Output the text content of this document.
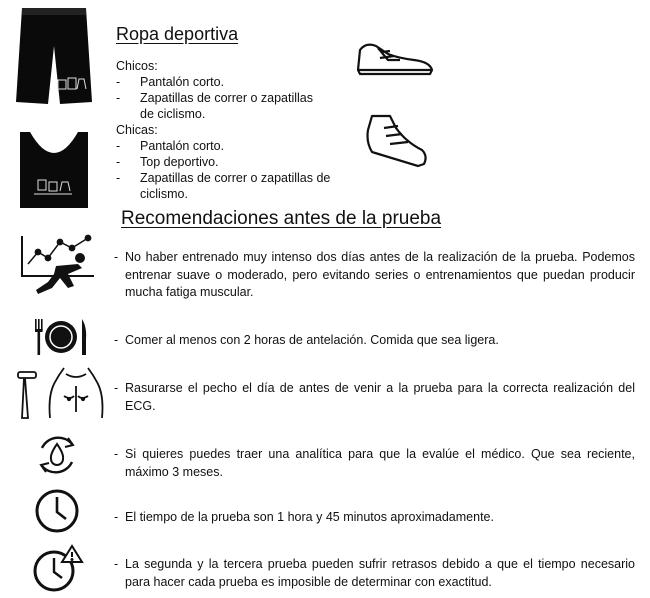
Ropa deportiva

Chicos:

- Pantalón corto.
- Zapatillas de correr o zapatillas de ciclismo.

Chicas:

- Pantalón corto.
- Top deportivo.
- Zapatillas de correr o zapatillas de ciclismo.
Recomendaciones antes de la prueba
- No haber entrenado muy intenso dos días antes de la realización de la prueba. Podemos entrenar suave o moderado, pero evitando series o entrenamientos que puedan producir mucha fatiga muscular.
- Comer al menos con 2 horas de antelación. Comida que sea ligera.
- Rasurarse el pecho el día de antes de venir a la prueba para la correcta realización del ECG.
- Si quieres puedes traer una analítica para que la evalúe el médico. Que sea reciente, máximo 3 meses.
- El tiempo de la prueba son 1 hora y 45 minutos aproximadamente.
- La segunda y la tercera prueba pueden sufrir retrasos debido a que el tiempo necesario para hacer cada prueba es imposible de determinar con exactitud.
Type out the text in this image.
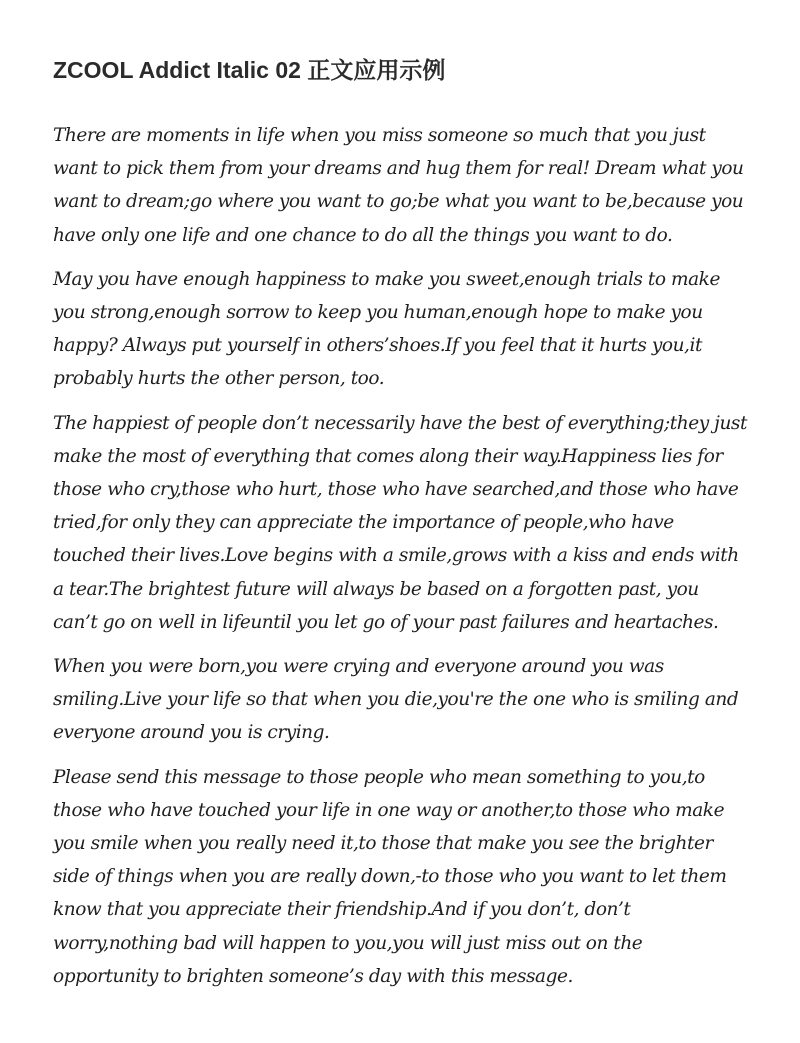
ZCOOL Addict Italic 02 正文应用示例

There are moments in life when you miss someone so much that you just want to pick them from your dreams and hug them for real! Dream what you want to dream;go where you want to go;be what you want to be,because you have only one life and one chance to do all the things you want to do.

May you have enough happiness to make you sweet,enough trials to make you strong,enough sorrow to keep you human,enough hope to make you happy? Always put yourself in others’shoes.If you feel that it hurts you,it probably hurts the other person, too.

The happiest of people don’t necessarily have the best of everything;they just make the most of everything that comes along their way.Happiness lies for those who cry,those who hurt, those who have searched,and those who have tried,for only they can appreciate the importance of people,who have touched their lives.Love begins with a smile,grows with a kiss and ends with a tear.The brightest future will always be based on a forgotten past, you can’t go on well in lifeuntil you let go of your past failures and heartaches.

When you were born,you were crying and everyone around you was smiling.Live your life so that when you die,you're the one who is smiling and everyone around you is crying.

Please send this message to those people who mean something to you,to those who have touched your life in one way or another,to those who make you smile when you really need it,to those that make you see the brighter side of things when you are really down,-to those who you want to let them know that you appreciate their friendship.And if you don’t, don’t worry,nothing bad will happen to you,you will just miss out on the opportunity to brighten someone’s day with this message.
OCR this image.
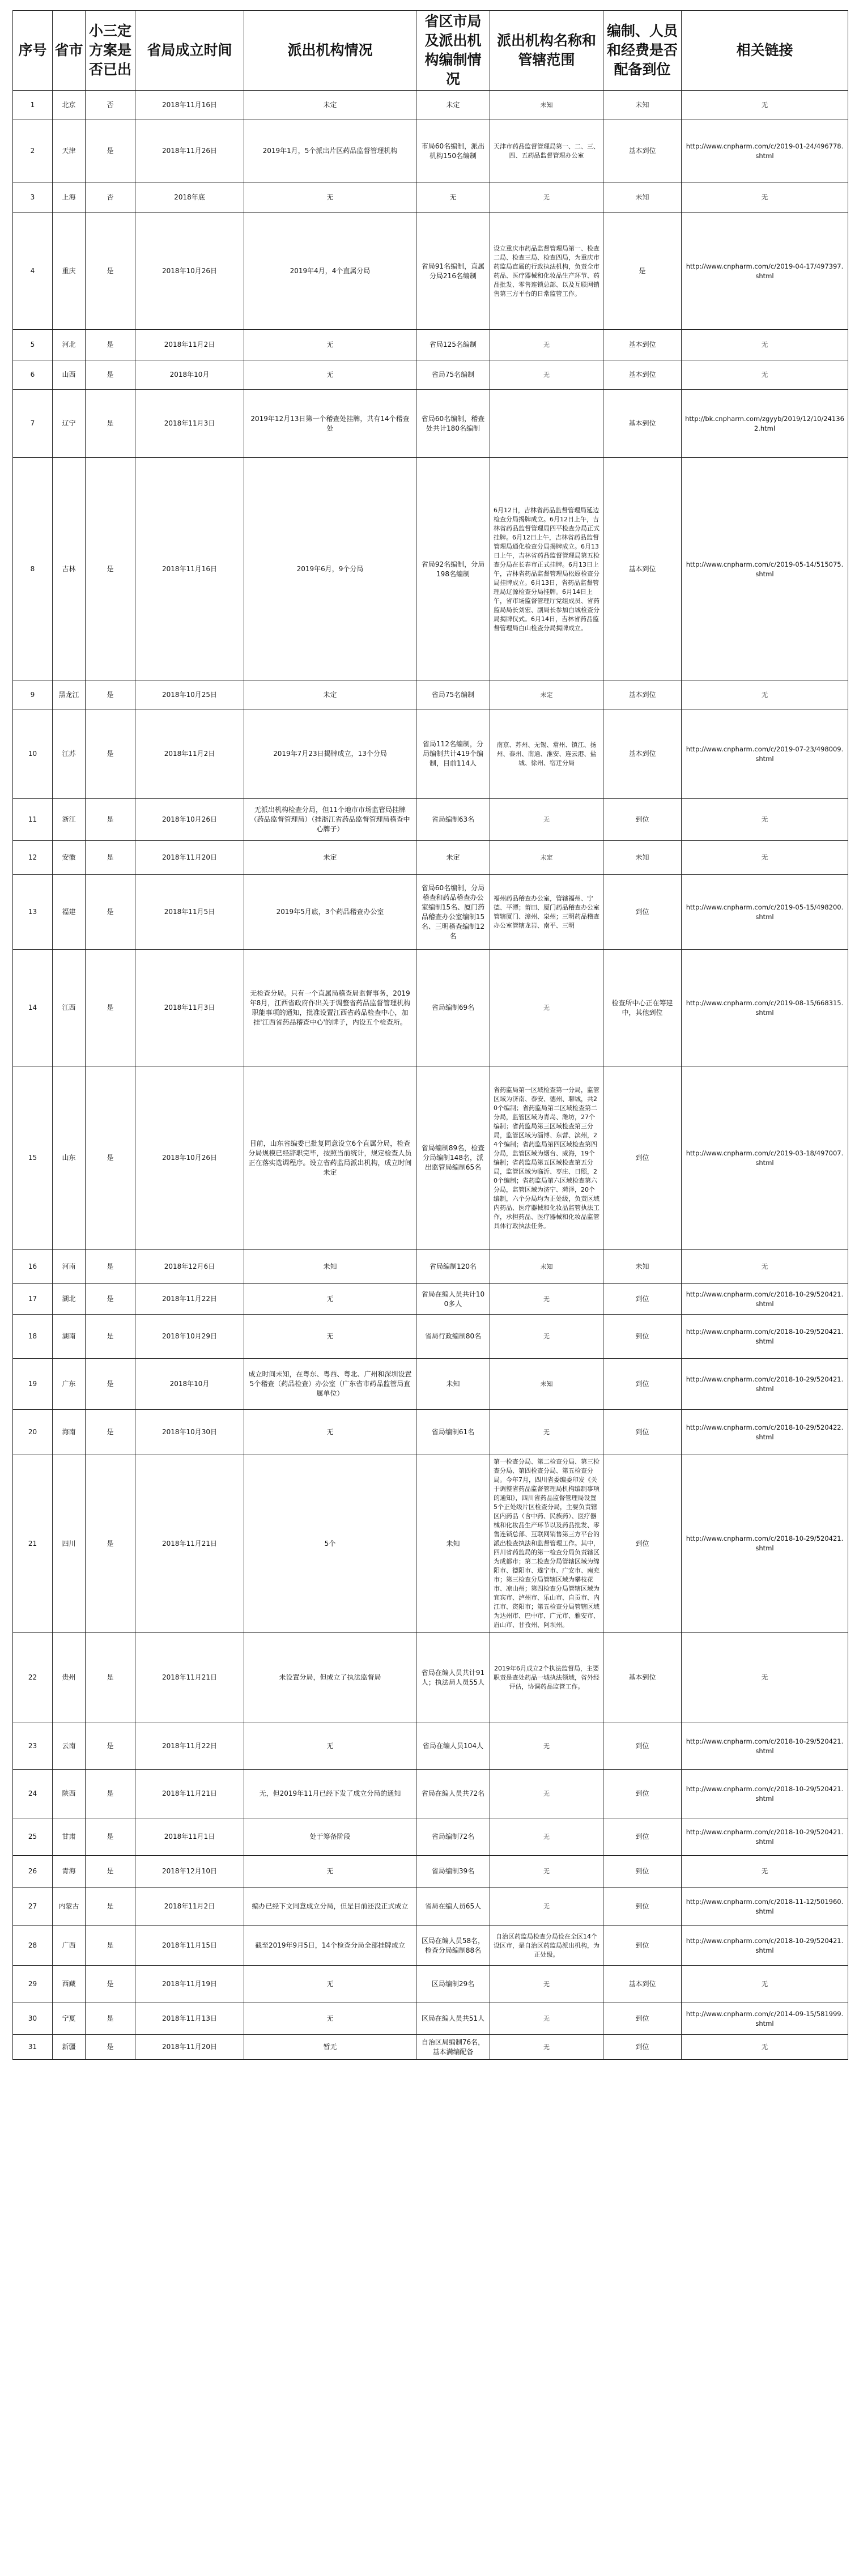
序号	省市	小三定方案是否已出	省局成立时间	派出机构情况	省区市局及派出机构编制情况	派出机构名称和管辖范围	编制、人员和经费是否配备到位	相关链接
1	北京	否	2018年11月16日	未定	未定	未知	未知	无
2	天津	是	2018年11月26日	2019年1月，5个派出片区药品监督管理机构	市局60名编制，派出机构150名编制	天津市药品监督管理局第一、二、三、四、五药品监督管理办公室	基本到位	http://www.cnpharm.com/c/2019-01-24/496778.shtml
3	上海	否	2018年底	无	无	无	未知	无
4	重庆	是	2018年10月26日	2019年4月，4个直属分局	省局91名编制，直属分局216名编制	设立重庆市药品监督管理局第一、检查二局、检查三局、检查四局，为重庆市药监局直属的行政执法机构，负责全市药品、医疗器械和化妆品生产环节、药品批发、零售连锁总部、以及互联网销售第三方平台的日常监管工作。	是	http://www.cnpharm.com/c/2019-04-17/497397.shtml
5	河北	是	2018年11月2日	无	省局125名编制	无	基本到位	无
6	山西	是	2018年10月	无	省局75名编制	无	基本到位	无
7	辽宁	是	2018年11月3日	2019年12月13日第一个稽查处挂牌，共有14个稽查处	省局60名编制，稽查处共计180名编制		基本到位	http://bk.cnpharm.com/zgyyb/2019/12/10/241362.html
8	吉林	是	2018年11月16日	2019年6月，9个分局	省局92名编制，分局198名编制	6月12日，吉林省药品监督管理局延边检查分局揭牌成立。6月12日上午，吉林省药品监督管理局四平检查分局正式挂牌。6月12日上午，吉林省药品监督管理局通化检查分局揭牌成立。6月13日上午，吉林省药品监督管理局第五检查分局在长春市正式挂牌。6月13日上午，吉林省药品监督管理局松原检查分局挂牌成立。6月13日，省药品监督管理局辽源检查分局挂牌。6月14日上午，省市场监督管理厅党组成员、省药监局局长刘宏、副局长参加白城检查分局揭牌仪式。6月14日，吉林省药品监督管理局白山检查分局揭牌成立。	基本到位	http://www.cnpharm.com/c/2019-05-14/515075.shtml
9	黑龙江	是	2018年10月25日	未定	省局75名编制	未定	基本到位	无
10	江苏	是	2018年11月2日	2019年7月23日揭牌成立，13个分局	省局112名编制，分局编制共计419个编制，目前114人	南京、苏州、无锡、常州、镇江、扬州、泰州、南通、淮安、连云港、盐城、徐州、宿迁分局	基本到位	http://www.cnpharm.com/c/2019-07-23/498009.shtml
11	浙江	是	2018年10月26日	无派出机构检查分局，但11个地市市场监管局挂牌（药品监督管理局）（挂浙江省药品监督管理局稽查中心牌子）	省局编制63名	无	到位	无
12	安徽	是	2018年11月20日	未定	未定	未定	未知	无
13	福建	是	2018年11月5日	2019年5月底，3个药品稽查办公室	省局60名编制，分局稽查和药品稽查办公室编制15名、厦门药品稽查办公室编制15名、三明稽查编制12名	福州药品稽查办公室，管辖福州、宁德、平潭；莆田、厦门药品稽查办公室管辖厦门、漳州、泉州；三明药品稽查办公室管辖龙岩、南平、三明	到位	http://www.cnpharm.com/c/2019-05-15/498200.shtml
14	江西	是	2018年11月3日	无检查分局。只有一个直属局稽查局监督事务，2019年8月，江西省政府作出关于调整省药品监督管理机构职能事项的通知，批准设置江西省药品检查中心，加挂'江西省药品稽查中心'的牌子，内设五个检查所。	省局编制69名	无	检查所中心正在筹建中，其他到位	http://www.cnpharm.com/c/2019-08-15/668315.shtml
15	山东	是	2018年10月26日	目前，山东省编委已批复同意设立6个直属分局，检查分局规模已经辞职完毕，按照当前统计，规定检查人员正在落实选调程序。设立省药监局派出机构，成立时间未定	省局编制89名，检查分局编制148名，派出监管局编制65名	省药监局第一区域检查第一分局，监管区域为济南、泰安、德州、聊城，共20个编制；省药监局第二区域检查第二分局，监管区域为青岛、潍坊，27个编制；省药监局第三区域检查第三分局，监管区域为淄博、东营、滨州，24个编制；省药监局第四区域检查第四分局，监管区域为烟台、威海，19个编制；省药监局第五区域检查第五分局，监管区域为临沂、枣庄、日照，20个编制；省药监局第六区域检查第六分局，监管区域为济宁、菏泽，20个编制，六个分局均为正处级，负责区域内药品、医疗器械和化妆品监管执法工作，承担药品、医疗器械和化妆品监管具体行政执法任务。	到位	http://www.cnpharm.com/c/2019-03-18/497007.shtml
16	河南	是	2018年12月6日	未知	省局编制120名	未知	未知	无
17	湖北	是	2018年11月22日	无	省局在编人员共计100多人	无	到位	http://www.cnpharm.com/c/2018-10-29/520421.shtml
18	湖南	是	2018年10月29日	无	省局行政编制80名	无	到位	http://www.cnpharm.com/c/2018-10-29/520421.shtml
19	广东	是	2018年10月	成立时间未知，在粤东、粤西、粤北、广州和深圳设置5个稽查（药品检查）办公室（广东省市药品监管局直属单位）	未知	未知	到位	http://www.cnpharm.com/c/2018-10-29/520421.shtml
20	海南	是	2018年10月30日	无	省局编制61名	无	到位	http://www.cnpharm.com/c/2018-10-29/520422.shtml
21	四川	是	2018年11月21日	5个	未知	第一检查分局、第二检查分局、第三检查分局、第四检查分局、第五检查分局。今年7月，四川省委编委印发《关于调整省药品监督管理局机构编制事项的通知》，四川省药品监督管理局设置5个正处级片区检查分局，主要负责辖区内药品（含中药、民族药）、医疗器械和化妆品生产环节以及药品批发、零售连锁总部、互联网销售第三方平台的派出检查执法和监督管理工作。其中，四川省药监局的第一检查分局负责辖区为成都市；第二检查分局管辖区域为绵阳市、德阳市、遂宁市、广安市、南充市；第三检查分局管辖区域为攀枝花市、凉山州；第四检查分局管辖区域为宜宾市、泸州市、乐山市、自贡市、内江市、资阳市；第五检查分局管辖区域为达州市、巴中市、广元市、雅安市、眉山市、甘孜州、阿坝州。	到位	http://www.cnpharm.com/c/2018-10-29/520421.shtml
22	贵州	是	2018年11月21日	未设置分局，但成立了执法监督局	省局在编人员共计91人；执法局人员55人	2019年6月成立2个执法监督局，主要职责是查处药品一城执法领域，省外经评估，协调药品监管工作。	基本到位	无
23	云南	是	2018年11月22日	无	省局在编人员104人	无	到位	http://www.cnpharm.com/c/2018-10-29/520421.shtml
24	陕西	是	2018年11月21日	无，但2019年11月已经下发了成立分局的通知	省局在编人员共72名	无	到位	http://www.cnpharm.com/c/2018-10-29/520421.shtml
25	甘肃	是	2018年11月1日	处于筹备阶段	省局编制72名	无	到位	http://www.cnpharm.com/c/2018-10-29/520421.shtml
26	青海	是	2018年12月10日	无	省局编制39名	无	到位	无
27	内蒙古	是	2018年11月2日	编办已经下文同意成立分局，但是目前还没正式成立	省局在编人员65人	无	到位	http://www.cnpharm.com/c/2018-11-12/501960.shtml
28	广西	是	2018年11月15日	截至2019年9月5日，14个检查分局全部挂牌成立	区局在编人员58名，检查分局编制88名	自治区药监局检查分局设在全区14个设区市，是自治区药监局派出机构，为正处级。	到位	http://www.cnpharm.com/c/2018-10-29/520421.shtml
29	西藏	是	2018年11月19日	无	区局编制29名	无	基本到位	无
30	宁夏	是	2018年11月13日	无	区局在编人员共51人	无	到位	http://www.cnpharm.com/c/2014-09-15/581999.shtml
31	新疆	是	2018年11月20日	暂无	自治区局编制76名，基本满编配备	无	到位	无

***

[Given request]: Show all lines from the listing above in which "text" appears.

[Final result]:
Output the text content of this document.
Type out the text in this image.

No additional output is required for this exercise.